Locate the word "color" in the entries below, then gather every line that holds it.

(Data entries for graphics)
↓

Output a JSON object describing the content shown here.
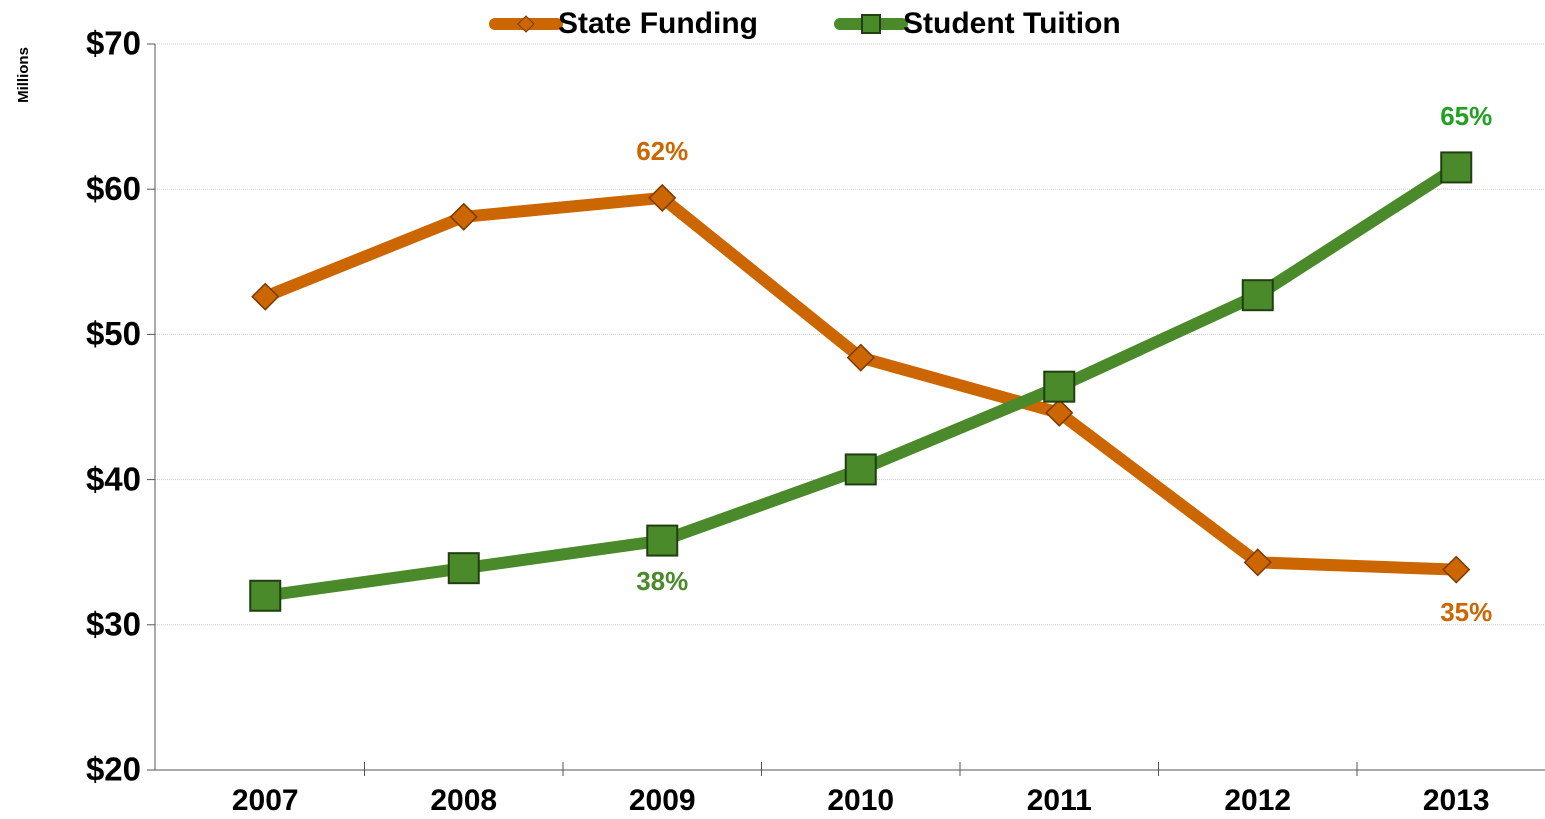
{
  "chart_data": {
    "type": "line",
    "y_axis_label": "Millions",
    "categories": [
      "2007",
      "2008",
      "2009",
      "2010",
      "2011",
      "2012",
      "2013"
    ],
    "series": [
      {
        "name": "State Funding",
        "color": "#cc6600",
        "marker": "diamond",
        "values": [
          52.6,
          58.1,
          59.4,
          48.4,
          44.6,
          34.3,
          33.8
        ]
      },
      {
        "name": "Student Tuition",
        "color": "#4a8a2a",
        "marker": "square",
        "values": [
          32.0,
          33.9,
          35.8,
          40.7,
          46.4,
          52.7,
          61.5
        ]
      }
    ],
    "annotations": [
      {
        "text": "62%",
        "color": "#cc6600"
      },
      {
        "text": "38%",
        "color": "#4a8a2a"
      },
      {
        "text": "65%",
        "color": "#22a022"
      },
      {
        "text": "35%",
        "color": "#cc6600"
      }
    ],
    "ylim": [
      20,
      70
    ],
    "yticks": [
      {
        "value": 20,
        "label": "$20"
      },
      {
        "value": 30,
        "label": "$30"
      },
      {
        "value": 40,
        "label": "$40"
      },
      {
        "value": 50,
        "label": "$50"
      },
      {
        "value": 60,
        "label": "$60"
      },
      {
        "value": 70,
        "label": "$70"
      }
    ],
    "grid": true,
    "legend": "top"
  }
}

↑

→ **Answer to this problem**
        "color": "#cc6600",
        "color": "#4a8a2a",
        "color": "#cc6600"
        "color": "#4a8a2a"
        "color": "#22a022"
        "color": "#cc6600"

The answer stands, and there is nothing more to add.